GOAL: Leave out any picture and return the remaining listing below exactly as given.
BEGIN GIVEN ENTRIES
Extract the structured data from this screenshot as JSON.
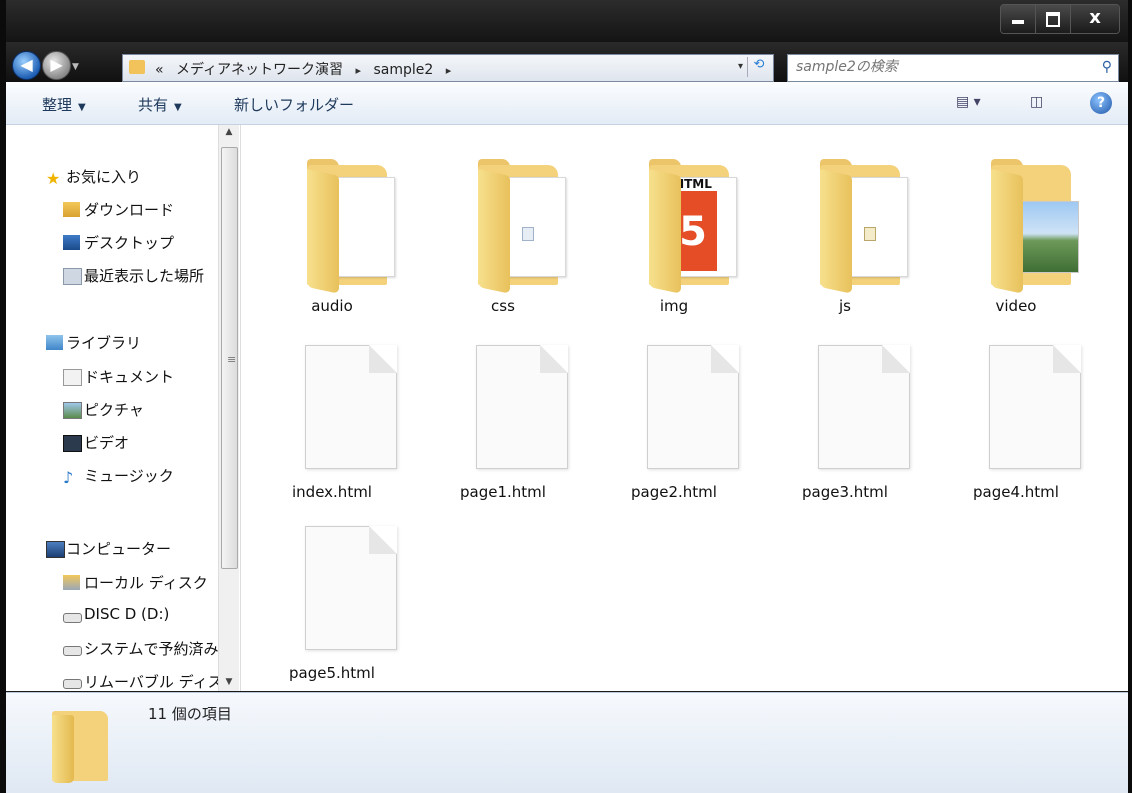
{
  "window": {
    "buttons": {
      "minimize": "minimize-button",
      "maximize": "maximize-button",
      "close": "close-button"
    },
    "close_glyph": "x"
  },
  "address": {
    "chevron": "«",
    "path": [
      "メディアネットワーク演習",
      "sample2"
    ],
    "sep": "▸",
    "dropdown": "▾",
    "refresh": "⟲"
  },
  "search": {
    "placeholder": "sample2の検索",
    "icon": "search-icon"
  },
  "toolbar": {
    "organize": "整理",
    "share": "共有",
    "new_folder": "新しいフォルダー",
    "caret": "▼"
  },
  "nav": {
    "favorites": "お気に入り",
    "downloads": "ダウンロード",
    "desktop": "デスクトップ",
    "recent": "最近表示した場所",
    "libraries": "ライブラリ",
    "documents": "ドキュメント",
    "pictures": "ピクチャ",
    "videos": "ビデオ",
    "music": "ミュージック",
    "computer": "コンピューター",
    "local_disk": "ローカル ディスク",
    "disc_d": "DISC D (D:)",
    "system_reserved": "システムで予約済み",
    "removable": "リムーバブル ディスク"
  },
  "items": {
    "audio": "audio",
    "css": "css",
    "img": "img",
    "js": "js",
    "video": "video",
    "index": "index.html",
    "page1": "page1.html",
    "page2": "page2.html",
    "page3": "page3.html",
    "page4": "page4.html",
    "page5": "page5.html"
  },
  "img_folder_badge": {
    "label": "HTML",
    "number": "5"
  },
  "details": {
    "count": "11 個の項目"
  },
  "colors": {
    "folder": "#f4d27c",
    "accent": "#1e56a8",
    "html5": "#e44d26"
  }
}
END GIVEN ENTRIES
TASK RESULT:
Extract the structured data from this screenshot as JSON.
{
  "window": {
    "buttons": {
      "minimize": "minimize-button",
      "maximize": "maximize-button",
      "close": "close-button"
    },
    "close_glyph": "x"
  },
  "address": {
    "chevron": "«",
    "path": [
      "メディアネットワーク演習",
      "sample2"
    ],
    "sep": "▸",
    "dropdown": "▾",
    "refresh": "⟲"
  },
  "search": {
    "placeholder": "sample2の検索",
    "icon": "search-icon"
  },
  "toolbar": {
    "organize": "整理",
    "share": "共有",
    "new_folder": "新しいフォルダー",
    "caret": "▼"
  },
  "nav": {
    "favorites": "お気に入り",
    "downloads": "ダウンロード",
    "desktop": "デスクトップ",
    "recent": "最近表示した場所",
    "libraries": "ライブラリ",
    "documents": "ドキュメント",
    "pictures": "ピクチャ",
    "videos": "ビデオ",
    "music": "ミュージック",
    "computer": "コンピューター",
    "local_disk": "ローカル ディスク",
    "disc_d": "DISC D (D:)",
    "system_reserved": "システムで予約済み",
    "removable": "リムーバブル ディスク"
  },
  "items": {
    "audio": "audio",
    "css": "css",
    "img": "img",
    "js": "js",
    "video": "video",
    "index": "index.html",
    "page1": "page1.html",
    "page2": "page2.html",
    "page3": "page3.html",
    "page4": "page4.html",
    "page5": "page5.html"
  },
  "img_folder_badge": {
    "label": "HTML",
    "number": "5"
  },
  "details": {
    "count": "11 個の項目"
  },
  "colors": {
    "folder": "#f4d27c",
    "accent": "#1e56a8",
    "html5": "#e44d26"
  }
}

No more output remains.